▶ PROVIDED RECORDS:
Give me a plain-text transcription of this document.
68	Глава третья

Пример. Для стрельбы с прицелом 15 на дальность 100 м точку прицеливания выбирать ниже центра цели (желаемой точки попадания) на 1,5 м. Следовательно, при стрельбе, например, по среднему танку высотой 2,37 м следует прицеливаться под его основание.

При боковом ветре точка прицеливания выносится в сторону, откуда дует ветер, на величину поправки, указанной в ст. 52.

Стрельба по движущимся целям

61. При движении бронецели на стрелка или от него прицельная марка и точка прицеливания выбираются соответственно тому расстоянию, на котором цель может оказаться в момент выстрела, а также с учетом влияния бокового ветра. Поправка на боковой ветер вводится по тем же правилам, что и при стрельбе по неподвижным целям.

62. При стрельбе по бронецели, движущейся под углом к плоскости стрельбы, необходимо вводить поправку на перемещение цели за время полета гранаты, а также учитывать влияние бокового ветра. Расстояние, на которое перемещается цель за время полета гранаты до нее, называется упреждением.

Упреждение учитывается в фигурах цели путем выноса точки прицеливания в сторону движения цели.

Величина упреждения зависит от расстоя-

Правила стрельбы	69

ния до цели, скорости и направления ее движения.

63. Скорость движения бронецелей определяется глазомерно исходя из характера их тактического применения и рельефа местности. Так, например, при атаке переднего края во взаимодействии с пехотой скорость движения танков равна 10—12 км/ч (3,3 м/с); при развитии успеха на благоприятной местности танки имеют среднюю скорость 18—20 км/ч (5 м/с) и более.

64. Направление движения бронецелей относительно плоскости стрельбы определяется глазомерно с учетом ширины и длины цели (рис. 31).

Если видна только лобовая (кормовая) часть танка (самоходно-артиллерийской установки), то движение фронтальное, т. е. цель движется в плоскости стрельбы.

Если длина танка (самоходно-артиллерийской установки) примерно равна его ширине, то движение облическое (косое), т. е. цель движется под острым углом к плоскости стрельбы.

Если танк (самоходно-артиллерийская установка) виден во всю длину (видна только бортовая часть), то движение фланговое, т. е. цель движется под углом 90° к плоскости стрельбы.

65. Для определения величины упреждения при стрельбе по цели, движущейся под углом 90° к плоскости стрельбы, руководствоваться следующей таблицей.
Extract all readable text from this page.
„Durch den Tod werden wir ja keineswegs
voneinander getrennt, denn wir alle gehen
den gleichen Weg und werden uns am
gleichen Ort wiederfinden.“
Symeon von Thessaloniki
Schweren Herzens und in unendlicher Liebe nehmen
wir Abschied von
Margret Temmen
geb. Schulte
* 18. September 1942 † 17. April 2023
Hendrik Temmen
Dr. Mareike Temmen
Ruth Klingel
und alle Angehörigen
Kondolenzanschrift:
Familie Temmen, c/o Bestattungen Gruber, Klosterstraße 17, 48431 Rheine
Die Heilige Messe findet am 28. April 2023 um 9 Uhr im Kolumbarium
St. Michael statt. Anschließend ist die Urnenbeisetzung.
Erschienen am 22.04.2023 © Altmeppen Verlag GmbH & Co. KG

▶ WHAT TO PRODUCE:
Every line from the one containing "Extract all readable text from this page." through the end of the data must be repeated exactly, and no other line.

▶ CORRECT RESULT:
Extract all readable text from this page.
„Durch den Tod werden wir ja keineswegs
voneinander getrennt, denn wir alle gehen
den gleichen Weg und werden uns am
gleichen Ort wiederfinden.“
Symeon von Thessaloniki
Schweren Herzens und in unendlicher Liebe nehmen
wir Abschied von
Margret Temmen
geb. Schulte
* 18. September 1942 † 17. April 2023
Hendrik Temmen
Dr. Mareike Temmen
Ruth Klingel
und alle Angehörigen
Kondolenzanschrift:
Familie Temmen, c/o Bestattungen Gruber, Klosterstraße 17, 48431 Rheine
Die Heilige Messe findet am 28. April 2023 um 9 Uhr im Kolumbarium
St. Michael statt. Anschließend ist die Urnenbeisetzung.
Erschienen am 22.04.2023 © Altmeppen Verlag GmbH & Co. KG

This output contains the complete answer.